Box coordinate listings:
* * *

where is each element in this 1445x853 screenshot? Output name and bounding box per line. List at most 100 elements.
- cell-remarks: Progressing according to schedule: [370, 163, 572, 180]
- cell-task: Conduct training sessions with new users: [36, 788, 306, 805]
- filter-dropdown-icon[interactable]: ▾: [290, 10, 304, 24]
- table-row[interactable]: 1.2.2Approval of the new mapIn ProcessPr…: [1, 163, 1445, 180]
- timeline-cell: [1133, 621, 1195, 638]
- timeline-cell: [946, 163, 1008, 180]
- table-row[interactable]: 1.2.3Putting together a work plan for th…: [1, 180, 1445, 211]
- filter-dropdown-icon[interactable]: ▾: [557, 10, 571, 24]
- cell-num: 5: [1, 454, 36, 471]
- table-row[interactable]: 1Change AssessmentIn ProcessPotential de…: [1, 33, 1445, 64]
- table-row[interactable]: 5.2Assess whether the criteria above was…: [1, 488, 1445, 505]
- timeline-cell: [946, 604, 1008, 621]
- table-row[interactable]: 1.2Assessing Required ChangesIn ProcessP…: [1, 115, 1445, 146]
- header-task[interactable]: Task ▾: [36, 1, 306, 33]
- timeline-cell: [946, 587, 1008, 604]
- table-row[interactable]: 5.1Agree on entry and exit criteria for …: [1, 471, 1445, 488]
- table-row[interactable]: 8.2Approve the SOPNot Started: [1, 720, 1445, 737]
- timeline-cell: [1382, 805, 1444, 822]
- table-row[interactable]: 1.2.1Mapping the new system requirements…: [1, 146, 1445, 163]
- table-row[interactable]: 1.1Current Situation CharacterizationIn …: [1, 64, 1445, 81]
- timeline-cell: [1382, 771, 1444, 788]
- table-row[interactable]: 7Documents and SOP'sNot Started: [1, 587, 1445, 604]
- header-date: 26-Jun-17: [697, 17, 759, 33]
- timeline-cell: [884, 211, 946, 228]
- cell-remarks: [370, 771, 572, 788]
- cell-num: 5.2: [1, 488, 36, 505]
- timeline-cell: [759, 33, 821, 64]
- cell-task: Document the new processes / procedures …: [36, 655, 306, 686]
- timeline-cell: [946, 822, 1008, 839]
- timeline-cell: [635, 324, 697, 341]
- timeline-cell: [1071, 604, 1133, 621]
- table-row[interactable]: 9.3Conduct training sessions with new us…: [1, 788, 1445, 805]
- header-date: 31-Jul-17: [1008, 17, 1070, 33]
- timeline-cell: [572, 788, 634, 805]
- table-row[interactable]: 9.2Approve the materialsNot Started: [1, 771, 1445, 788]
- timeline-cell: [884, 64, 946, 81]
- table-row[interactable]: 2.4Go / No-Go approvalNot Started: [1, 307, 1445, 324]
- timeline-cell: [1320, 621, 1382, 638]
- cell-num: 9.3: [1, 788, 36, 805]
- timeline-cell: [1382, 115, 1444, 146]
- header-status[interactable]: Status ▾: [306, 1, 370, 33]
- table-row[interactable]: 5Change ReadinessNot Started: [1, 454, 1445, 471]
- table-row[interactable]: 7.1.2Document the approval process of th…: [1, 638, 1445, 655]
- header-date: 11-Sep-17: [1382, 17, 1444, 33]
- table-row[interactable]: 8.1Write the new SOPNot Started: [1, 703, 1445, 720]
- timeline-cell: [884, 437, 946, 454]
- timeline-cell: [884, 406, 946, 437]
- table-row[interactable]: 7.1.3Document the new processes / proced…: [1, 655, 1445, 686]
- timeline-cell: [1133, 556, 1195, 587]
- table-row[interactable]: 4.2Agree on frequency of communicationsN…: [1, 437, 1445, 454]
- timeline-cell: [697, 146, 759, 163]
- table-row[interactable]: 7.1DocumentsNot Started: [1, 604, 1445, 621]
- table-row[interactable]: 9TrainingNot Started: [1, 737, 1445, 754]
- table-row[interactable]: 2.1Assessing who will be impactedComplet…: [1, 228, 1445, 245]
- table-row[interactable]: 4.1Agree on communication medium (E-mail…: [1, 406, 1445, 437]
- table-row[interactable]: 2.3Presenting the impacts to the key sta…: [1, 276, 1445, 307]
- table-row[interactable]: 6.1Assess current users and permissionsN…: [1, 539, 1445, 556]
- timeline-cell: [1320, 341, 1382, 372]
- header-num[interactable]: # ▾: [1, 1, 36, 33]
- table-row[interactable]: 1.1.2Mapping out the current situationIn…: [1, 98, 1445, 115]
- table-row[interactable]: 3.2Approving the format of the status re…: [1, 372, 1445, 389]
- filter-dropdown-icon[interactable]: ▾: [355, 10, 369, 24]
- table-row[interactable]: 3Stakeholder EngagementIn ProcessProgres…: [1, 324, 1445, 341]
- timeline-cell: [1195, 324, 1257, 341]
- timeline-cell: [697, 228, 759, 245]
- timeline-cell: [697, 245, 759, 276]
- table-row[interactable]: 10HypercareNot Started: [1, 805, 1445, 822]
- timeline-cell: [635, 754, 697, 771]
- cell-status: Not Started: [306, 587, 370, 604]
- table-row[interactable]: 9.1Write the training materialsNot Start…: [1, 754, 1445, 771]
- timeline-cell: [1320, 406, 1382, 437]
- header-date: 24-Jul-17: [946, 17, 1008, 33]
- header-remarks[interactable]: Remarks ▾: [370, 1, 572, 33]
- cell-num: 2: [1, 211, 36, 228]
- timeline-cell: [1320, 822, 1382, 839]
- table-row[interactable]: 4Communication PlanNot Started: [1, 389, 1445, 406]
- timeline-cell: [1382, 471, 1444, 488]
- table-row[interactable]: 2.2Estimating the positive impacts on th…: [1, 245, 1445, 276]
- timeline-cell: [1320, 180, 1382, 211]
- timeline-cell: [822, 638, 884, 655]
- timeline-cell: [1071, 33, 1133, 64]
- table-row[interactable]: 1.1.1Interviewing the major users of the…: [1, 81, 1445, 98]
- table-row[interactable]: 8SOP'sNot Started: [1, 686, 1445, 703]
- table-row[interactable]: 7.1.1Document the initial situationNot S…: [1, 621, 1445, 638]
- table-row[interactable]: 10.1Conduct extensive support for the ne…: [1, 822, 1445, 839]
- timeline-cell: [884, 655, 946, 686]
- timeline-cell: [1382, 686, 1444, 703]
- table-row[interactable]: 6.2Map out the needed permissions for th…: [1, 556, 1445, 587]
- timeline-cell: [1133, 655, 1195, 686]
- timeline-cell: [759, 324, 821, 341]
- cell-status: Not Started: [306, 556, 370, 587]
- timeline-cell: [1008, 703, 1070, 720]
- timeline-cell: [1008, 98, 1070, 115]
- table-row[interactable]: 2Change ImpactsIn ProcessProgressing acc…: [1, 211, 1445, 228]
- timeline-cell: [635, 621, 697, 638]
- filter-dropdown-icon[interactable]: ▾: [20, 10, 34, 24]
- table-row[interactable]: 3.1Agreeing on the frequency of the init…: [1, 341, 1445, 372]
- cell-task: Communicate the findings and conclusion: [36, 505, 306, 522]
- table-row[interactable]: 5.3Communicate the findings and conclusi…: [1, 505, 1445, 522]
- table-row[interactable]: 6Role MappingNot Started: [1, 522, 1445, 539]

* * *

__Your instructions__
Reproduce every line of the data above verbatim.

__Result__
where is each element in this 1445x853 screenshot? Output name and bounding box per line. List at most 100 elements.
- cell-remarks: Progressing according to schedule: [370, 163, 572, 180]
- cell-task: Conduct training sessions with new users: [36, 788, 306, 805]
- filter-dropdown-icon[interactable]: ▾: [290, 10, 304, 24]
- table-row[interactable]: 1.2.2Approval of the new mapIn ProcessPr…: [1, 163, 1445, 180]
- timeline-cell: [1133, 621, 1195, 638]
- timeline-cell: [946, 163, 1008, 180]
- table-row[interactable]: 1.2.3Putting together a work plan for th…: [1, 180, 1445, 211]
- filter-dropdown-icon[interactable]: ▾: [557, 10, 571, 24]
- cell-num: 5: [1, 454, 36, 471]
- table-row[interactable]: 1Change AssessmentIn ProcessPotential de…: [1, 33, 1445, 64]
- table-row[interactable]: 5.2Assess whether the criteria above was…: [1, 488, 1445, 505]
- timeline-cell: [946, 604, 1008, 621]
- table-row[interactable]: 1.2Assessing Required ChangesIn ProcessP…: [1, 115, 1445, 146]
- header-task[interactable]: Task ▾: [36, 1, 306, 33]
- timeline-cell: [946, 587, 1008, 604]
- table-row[interactable]: 5.1Agree on entry and exit criteria for …: [1, 471, 1445, 488]
- table-row[interactable]: 8.2Approve the SOPNot Started: [1, 720, 1445, 737]
- timeline-cell: [1382, 805, 1444, 822]
- table-row[interactable]: 1.2.1Mapping the new system requirements…: [1, 146, 1445, 163]
- table-row[interactable]: 1.1Current Situation CharacterizationIn …: [1, 64, 1445, 81]
- timeline-cell: [1382, 771, 1444, 788]
- table-row[interactable]: 7Documents and SOP'sNot Started: [1, 587, 1445, 604]
- header-date: 26-Jun-17: [697, 17, 759, 33]
- timeline-cell: [884, 211, 946, 228]
- cell-remarks: [370, 771, 572, 788]
- cell-num: 5.2: [1, 488, 36, 505]
- timeline-cell: [759, 33, 821, 64]
- cell-task: Document the new processes / procedures …: [36, 655, 306, 686]
- timeline-cell: [946, 822, 1008, 839]
- timeline-cell: [635, 324, 697, 341]
- timeline-cell: [1071, 604, 1133, 621]
- table-row[interactable]: 9.3Conduct training sessions with new us…: [1, 788, 1445, 805]
- header-date: 31-Jul-17: [1008, 17, 1070, 33]
- timeline-cell: [572, 788, 634, 805]
- table-row[interactable]: 9.2Approve the materialsNot Started: [1, 771, 1445, 788]
- timeline-cell: [884, 64, 946, 81]
- table-row[interactable]: 2.4Go / No-Go approvalNot Started: [1, 307, 1445, 324]
- timeline-cell: [1320, 621, 1382, 638]
- cell-num: 9.3: [1, 788, 36, 805]
- timeline-cell: [1382, 115, 1444, 146]
- header-status[interactable]: Status ▾: [306, 1, 370, 33]
- table-row[interactable]: 5Change ReadinessNot Started: [1, 454, 1445, 471]
- table-row[interactable]: 7.1.2Document the approval process of th…: [1, 638, 1445, 655]
- header-date: 11-Sep-17: [1382, 17, 1444, 33]
- table-row[interactable]: 8.1Write the new SOPNot Started: [1, 703, 1445, 720]
- timeline-cell: [884, 437, 946, 454]
- timeline-cell: [884, 406, 946, 437]
- table-row[interactable]: 7.1.3Document the new processes / proced…: [1, 655, 1445, 686]
- timeline-cell: [1133, 556, 1195, 587]
- table-row[interactable]: 4.2Agree on frequency of communicationsN…: [1, 437, 1445, 454]
- timeline-cell: [697, 146, 759, 163]
- table-row[interactable]: 7.1DocumentsNot Started: [1, 604, 1445, 621]
- table-row[interactable]: 9TrainingNot Started: [1, 737, 1445, 754]
- table-row[interactable]: 2.1Assessing who will be impactedComplet…: [1, 228, 1445, 245]
- table-row[interactable]: 4.1Agree on communication medium (E-mail…: [1, 406, 1445, 437]
- table-row[interactable]: 2.3Presenting the impacts to the key sta…: [1, 276, 1445, 307]
- table-row[interactable]: 6.1Assess current users and permissionsN…: [1, 539, 1445, 556]
- timeline-cell: [1320, 341, 1382, 372]
- header-num[interactable]: # ▾: [1, 1, 36, 33]
- table-row[interactable]: 1.1.2Mapping out the current situationIn…: [1, 98, 1445, 115]
- table-row[interactable]: 3.2Approving the format of the status re…: [1, 372, 1445, 389]
- filter-dropdown-icon[interactable]: ▾: [355, 10, 369, 24]
- table-row[interactable]: 3Stakeholder EngagementIn ProcessProgres…: [1, 324, 1445, 341]
- timeline-cell: [1195, 324, 1257, 341]
- timeline-cell: [697, 228, 759, 245]
- timeline-cell: [697, 245, 759, 276]
- table-row[interactable]: 10HypercareNot Started: [1, 805, 1445, 822]
- timeline-cell: [635, 754, 697, 771]
- cell-status: Not Started: [306, 587, 370, 604]
- table-row[interactable]: 9.1Write the training materialsNot Start…: [1, 754, 1445, 771]
- timeline-cell: [1320, 406, 1382, 437]
- header-date: 24-Jul-17: [946, 17, 1008, 33]
- header-remarks[interactable]: Remarks ▾: [370, 1, 572, 33]
- cell-num: 2: [1, 211, 36, 228]
- timeline-cell: [1320, 822, 1382, 839]
- table-row[interactable]: 4Communication PlanNot Started: [1, 389, 1445, 406]
- timeline-cell: [1382, 471, 1444, 488]
- table-row[interactable]: 2.2Estimating the positive impacts on th…: [1, 245, 1445, 276]
- timeline-cell: [1320, 180, 1382, 211]
- timeline-cell: [822, 638, 884, 655]
- timeline-cell: [1071, 33, 1133, 64]
- table-row[interactable]: 1.1.1Interviewing the major users of the…: [1, 81, 1445, 98]
- table-row[interactable]: 8SOP'sNot Started: [1, 686, 1445, 703]
- table-row[interactable]: 7.1.1Document the initial situationNot S…: [1, 621, 1445, 638]
- table-row[interactable]: 10.1Conduct extensive support for the ne…: [1, 822, 1445, 839]
- timeline-cell: [884, 655, 946, 686]
- timeline-cell: [1382, 686, 1444, 703]
- table-row[interactable]: 6.2Map out the needed permissions for th…: [1, 556, 1445, 587]
- timeline-cell: [1133, 655, 1195, 686]
- timeline-cell: [759, 324, 821, 341]
- cell-status: Not Started: [306, 556, 370, 587]
- timeline-cell: [1008, 703, 1070, 720]
- timeline-cell: [1008, 98, 1070, 115]
- table-row[interactable]: 2Change ImpactsIn ProcessProgressing acc…: [1, 211, 1445, 228]
- timeline-cell: [635, 621, 697, 638]
- filter-dropdown-icon[interactable]: ▾: [20, 10, 34, 24]
- table-row[interactable]: 3.1Agreeing on the frequency of the init…: [1, 341, 1445, 372]
- cell-task: Communicate the findings and conclusion: [36, 505, 306, 522]
- table-row[interactable]: 5.3Communicate the findings and conclusi…: [1, 505, 1445, 522]
- table-row[interactable]: 6Role MappingNot Started: [1, 522, 1445, 539]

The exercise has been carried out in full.